Write out the full listing again, exactly as it stands.

* _INFORMATION PROVIDED_:
○ ○ ○ ○ ○
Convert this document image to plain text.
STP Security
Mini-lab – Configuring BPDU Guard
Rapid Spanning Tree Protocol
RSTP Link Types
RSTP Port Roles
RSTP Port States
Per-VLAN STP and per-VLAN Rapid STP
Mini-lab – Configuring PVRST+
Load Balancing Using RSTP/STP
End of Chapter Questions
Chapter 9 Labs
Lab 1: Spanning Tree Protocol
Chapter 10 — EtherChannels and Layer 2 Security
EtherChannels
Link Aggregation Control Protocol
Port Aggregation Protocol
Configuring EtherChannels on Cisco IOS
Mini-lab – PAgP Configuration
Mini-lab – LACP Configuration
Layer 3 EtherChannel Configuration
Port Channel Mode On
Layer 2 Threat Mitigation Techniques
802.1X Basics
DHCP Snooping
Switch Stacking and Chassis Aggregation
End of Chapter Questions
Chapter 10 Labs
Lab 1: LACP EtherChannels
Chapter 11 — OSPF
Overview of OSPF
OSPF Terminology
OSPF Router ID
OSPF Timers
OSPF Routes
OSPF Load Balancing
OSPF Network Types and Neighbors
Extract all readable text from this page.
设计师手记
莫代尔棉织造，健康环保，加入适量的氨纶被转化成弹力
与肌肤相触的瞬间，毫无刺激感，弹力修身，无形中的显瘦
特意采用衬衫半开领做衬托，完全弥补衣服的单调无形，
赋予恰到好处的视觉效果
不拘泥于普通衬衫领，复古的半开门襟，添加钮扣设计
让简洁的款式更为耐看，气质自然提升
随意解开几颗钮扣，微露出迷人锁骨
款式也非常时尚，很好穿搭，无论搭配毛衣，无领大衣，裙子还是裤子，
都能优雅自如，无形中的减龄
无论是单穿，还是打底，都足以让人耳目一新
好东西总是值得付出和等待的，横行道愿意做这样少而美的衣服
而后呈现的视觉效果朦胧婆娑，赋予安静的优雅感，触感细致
○ ○ ○ ○ ○
* _ANSWER FOR THE TASK_:
Convert this document image to plain text.
STP Security
Mini-lab – Configuring BPDU Guard
Rapid Spanning Tree Protocol
RSTP Link Types
RSTP Port Roles
RSTP Port States
Per-VLAN STP and per-VLAN Rapid STP
Mini-lab – Configuring PVRST+
Load Balancing Using RSTP/STP
End of Chapter Questions
Chapter 9 Labs
Lab 1: Spanning Tree Protocol
Chapter 10 — EtherChannels and Layer 2 Security
EtherChannels
Link Aggregation Control Protocol
Port Aggregation Protocol
Configuring EtherChannels on Cisco IOS
Mini-lab – PAgP Configuration
Mini-lab – LACP Configuration
Layer 3 EtherChannel Configuration
Port Channel Mode On
Layer 2 Threat Mitigation Techniques
802.1X Basics
DHCP Snooping
Switch Stacking and Chassis Aggregation
End of Chapter Questions
Chapter 10 Labs
Lab 1: LACP EtherChannels
Chapter 11 — OSPF
Overview of OSPF
OSPF Terminology
OSPF Router ID
OSPF Timers
OSPF Routes
OSPF Load Balancing
OSPF Network Types and Neighbors
Extract all readable text from this page.
设计师手记
莫代尔棉织造，健康环保，加入适量的氨纶被转化成弹力
与肌肤相触的瞬间，毫无刺激感，弹力修身，无形中的显瘦
特意采用衬衫半开领做衬托，完全弥补衣服的单调无形，
赋予恰到好处的视觉效果
不拘泥于普通衬衫领，复古的半开门襟，添加钮扣设计
让简洁的款式更为耐看，气质自然提升
随意解开几颗钮扣，微露出迷人锁骨
款式也非常时尚，很好穿搭，无论搭配毛衣，无领大衣，裙子还是裤子，
都能优雅自如，无形中的减龄
无论是单穿，还是打底，都足以让人耳目一新
好东西总是值得付出和等待的，横行道愿意做这样少而美的衣服
而后呈现的视觉效果朦胧婆娑，赋予安静的优雅感，触感细致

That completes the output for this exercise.